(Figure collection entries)
• • • • • • •

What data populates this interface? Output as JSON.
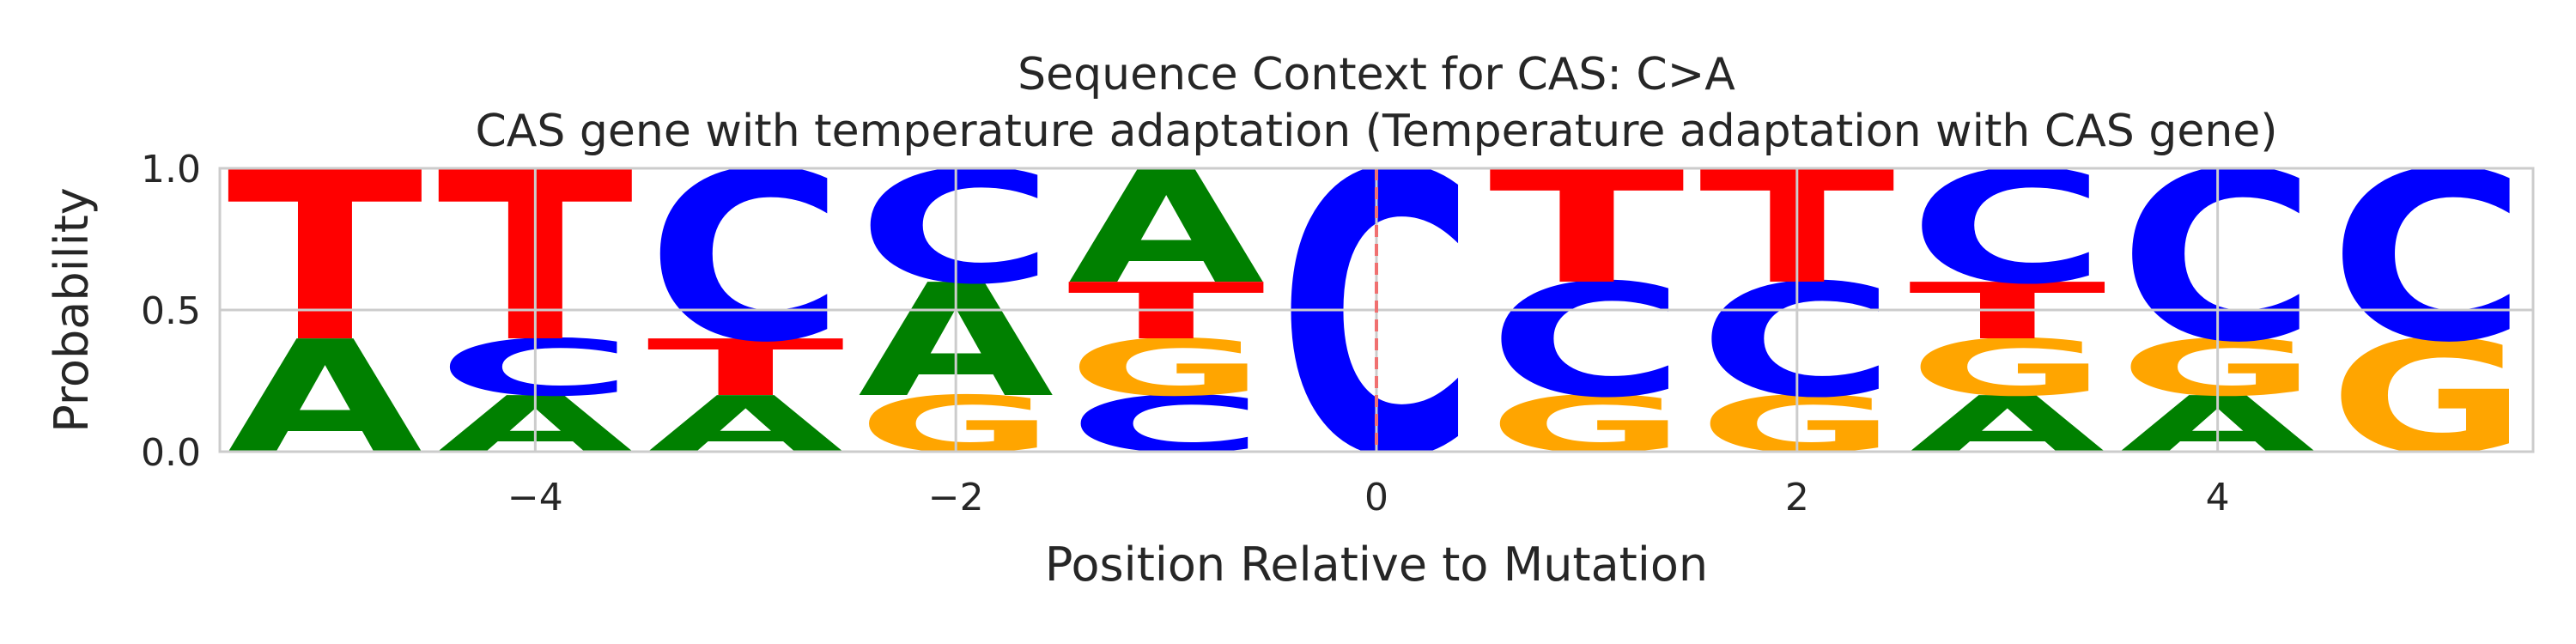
{
  "chart_data": {
    "type": "sequence-logo",
    "title": "Sequence Context for CAS: C>A",
    "subtitle": "CAS gene with temperature adaptation (Temperature adaptation with CAS gene)",
    "xlabel": "Position Relative to Mutation",
    "ylabel": "Probability",
    "xlim": [
      -5.5,
      5.5
    ],
    "ylim": [
      0,
      1
    ],
    "x_ticks": [
      -4,
      -2,
      0,
      2,
      4
    ],
    "x_tick_labels": [
      "−4",
      "−2",
      "0",
      "2",
      "4"
    ],
    "y_ticks": [
      0,
      0.5,
      1
    ],
    "y_tick_labels": [
      "0.0",
      "0.5",
      "1.0"
    ],
    "grid": true,
    "mutation_marker": {
      "x": 0,
      "style": "dashed",
      "color": "#f07070"
    },
    "colors": {
      "A": "#008000",
      "C": "#0000ff",
      "G": "#ffa500",
      "T": "#ff0000"
    },
    "positions": [
      {
        "x": -5,
        "stack": [
          {
            "base": "A",
            "p": 0.4
          },
          {
            "base": "T",
            "p": 0.6
          }
        ]
      },
      {
        "x": -4,
        "stack": [
          {
            "base": "A",
            "p": 0.2
          },
          {
            "base": "C",
            "p": 0.2
          },
          {
            "base": "T",
            "p": 0.6
          }
        ]
      },
      {
        "x": -3,
        "stack": [
          {
            "base": "A",
            "p": 0.2
          },
          {
            "base": "T",
            "p": 0.2
          },
          {
            "base": "C",
            "p": 0.6
          }
        ]
      },
      {
        "x": -2,
        "stack": [
          {
            "base": "G",
            "p": 0.2
          },
          {
            "base": "A",
            "p": 0.4
          },
          {
            "base": "C",
            "p": 0.4
          }
        ]
      },
      {
        "x": -1,
        "stack": [
          {
            "base": "C",
            "p": 0.2
          },
          {
            "base": "G",
            "p": 0.2
          },
          {
            "base": "T",
            "p": 0.2
          },
          {
            "base": "A",
            "p": 0.4
          }
        ]
      },
      {
        "x": 0,
        "stack": [
          {
            "base": "C",
            "p": 1.0
          }
        ]
      },
      {
        "x": 1,
        "stack": [
          {
            "base": "G",
            "p": 0.2
          },
          {
            "base": "C",
            "p": 0.4
          },
          {
            "base": "T",
            "p": 0.4
          }
        ]
      },
      {
        "x": 2,
        "stack": [
          {
            "base": "G",
            "p": 0.2
          },
          {
            "base": "C",
            "p": 0.4
          },
          {
            "base": "T",
            "p": 0.4
          }
        ]
      },
      {
        "x": 3,
        "stack": [
          {
            "base": "A",
            "p": 0.2
          },
          {
            "base": "G",
            "p": 0.2
          },
          {
            "base": "T",
            "p": 0.2
          },
          {
            "base": "C",
            "p": 0.4
          }
        ]
      },
      {
        "x": 4,
        "stack": [
          {
            "base": "A",
            "p": 0.2
          },
          {
            "base": "G",
            "p": 0.2
          },
          {
            "base": "C",
            "p": 0.6
          }
        ]
      },
      {
        "x": 5,
        "stack": [
          {
            "base": "G",
            "p": 0.4
          },
          {
            "base": "C",
            "p": 0.6
          }
        ]
      }
    ]
  }
}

• • • • • • •

▸ The task
With the pictures excluded, the records are to be reproduced exactly.

▸ Response below
What data populates this interface? Output as JSON.
{
  "chart_data": {
    "type": "sequence-logo",
    "title": "Sequence Context for CAS: C>A",
    "subtitle": "CAS gene with temperature adaptation (Temperature adaptation with CAS gene)",
    "xlabel": "Position Relative to Mutation",
    "ylabel": "Probability",
    "xlim": [
      -5.5,
      5.5
    ],
    "ylim": [
      0,
      1
    ],
    "x_ticks": [
      -4,
      -2,
      0,
      2,
      4
    ],
    "x_tick_labels": [
      "−4",
      "−2",
      "0",
      "2",
      "4"
    ],
    "y_ticks": [
      0,
      0.5,
      1
    ],
    "y_tick_labels": [
      "0.0",
      "0.5",
      "1.0"
    ],
    "grid": true,
    "mutation_marker": {
      "x": 0,
      "style": "dashed",
      "color": "#f07070"
    },
    "colors": {
      "A": "#008000",
      "C": "#0000ff",
      "G": "#ffa500",
      "T": "#ff0000"
    },
    "positions": [
      {
        "x": -5,
        "stack": [
          {
            "base": "A",
            "p": 0.4
          },
          {
            "base": "T",
            "p": 0.6
          }
        ]
      },
      {
        "x": -4,
        "stack": [
          {
            "base": "A",
            "p": 0.2
          },
          {
            "base": "C",
            "p": 0.2
          },
          {
            "base": "T",
            "p": 0.6
          }
        ]
      },
      {
        "x": -3,
        "stack": [
          {
            "base": "A",
            "p": 0.2
          },
          {
            "base": "T",
            "p": 0.2
          },
          {
            "base": "C",
            "p": 0.6
          }
        ]
      },
      {
        "x": -2,
        "stack": [
          {
            "base": "G",
            "p": 0.2
          },
          {
            "base": "A",
            "p": 0.4
          },
          {
            "base": "C",
            "p": 0.4
          }
        ]
      },
      {
        "x": -1,
        "stack": [
          {
            "base": "C",
            "p": 0.2
          },
          {
            "base": "G",
            "p": 0.2
          },
          {
            "base": "T",
            "p": 0.2
          },
          {
            "base": "A",
            "p": 0.4
          }
        ]
      },
      {
        "x": 0,
        "stack": [
          {
            "base": "C",
            "p": 1.0
          }
        ]
      },
      {
        "x": 1,
        "stack": [
          {
            "base": "G",
            "p": 0.2
          },
          {
            "base": "C",
            "p": 0.4
          },
          {
            "base": "T",
            "p": 0.4
          }
        ]
      },
      {
        "x": 2,
        "stack": [
          {
            "base": "G",
            "p": 0.2
          },
          {
            "base": "C",
            "p": 0.4
          },
          {
            "base": "T",
            "p": 0.4
          }
        ]
      },
      {
        "x": 3,
        "stack": [
          {
            "base": "A",
            "p": 0.2
          },
          {
            "base": "G",
            "p": 0.2
          },
          {
            "base": "T",
            "p": 0.2
          },
          {
            "base": "C",
            "p": 0.4
          }
        ]
      },
      {
        "x": 4,
        "stack": [
          {
            "base": "A",
            "p": 0.2
          },
          {
            "base": "G",
            "p": 0.2
          },
          {
            "base": "C",
            "p": 0.6
          }
        ]
      },
      {
        "x": 5,
        "stack": [
          {
            "base": "G",
            "p": 0.4
          },
          {
            "base": "C",
            "p": 0.6
          }
        ]
      }
    ]
  }
}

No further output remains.